[START Data excerpts]

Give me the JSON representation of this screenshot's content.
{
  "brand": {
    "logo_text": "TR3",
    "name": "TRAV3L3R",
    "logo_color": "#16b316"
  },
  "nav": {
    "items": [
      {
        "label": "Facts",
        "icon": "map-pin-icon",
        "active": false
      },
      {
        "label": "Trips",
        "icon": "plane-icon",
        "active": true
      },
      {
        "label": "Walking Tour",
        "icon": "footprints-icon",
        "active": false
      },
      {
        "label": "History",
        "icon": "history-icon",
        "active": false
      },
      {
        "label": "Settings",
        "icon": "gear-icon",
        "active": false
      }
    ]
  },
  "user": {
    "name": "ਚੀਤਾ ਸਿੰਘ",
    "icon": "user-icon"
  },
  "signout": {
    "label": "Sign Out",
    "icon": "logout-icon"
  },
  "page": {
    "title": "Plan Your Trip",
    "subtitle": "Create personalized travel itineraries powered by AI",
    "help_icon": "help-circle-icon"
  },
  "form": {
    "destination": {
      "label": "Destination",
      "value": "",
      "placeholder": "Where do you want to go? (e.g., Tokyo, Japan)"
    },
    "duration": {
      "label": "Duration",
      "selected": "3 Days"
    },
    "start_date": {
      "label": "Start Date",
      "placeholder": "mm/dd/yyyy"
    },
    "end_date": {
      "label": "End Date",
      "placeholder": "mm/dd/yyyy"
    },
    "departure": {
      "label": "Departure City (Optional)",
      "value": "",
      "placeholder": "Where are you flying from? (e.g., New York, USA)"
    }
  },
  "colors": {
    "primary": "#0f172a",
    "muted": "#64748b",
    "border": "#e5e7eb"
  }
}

[END Data excerpts]

Exercise task: Respond with the number of lines containing "Where" and no additional words.

Task solution: 2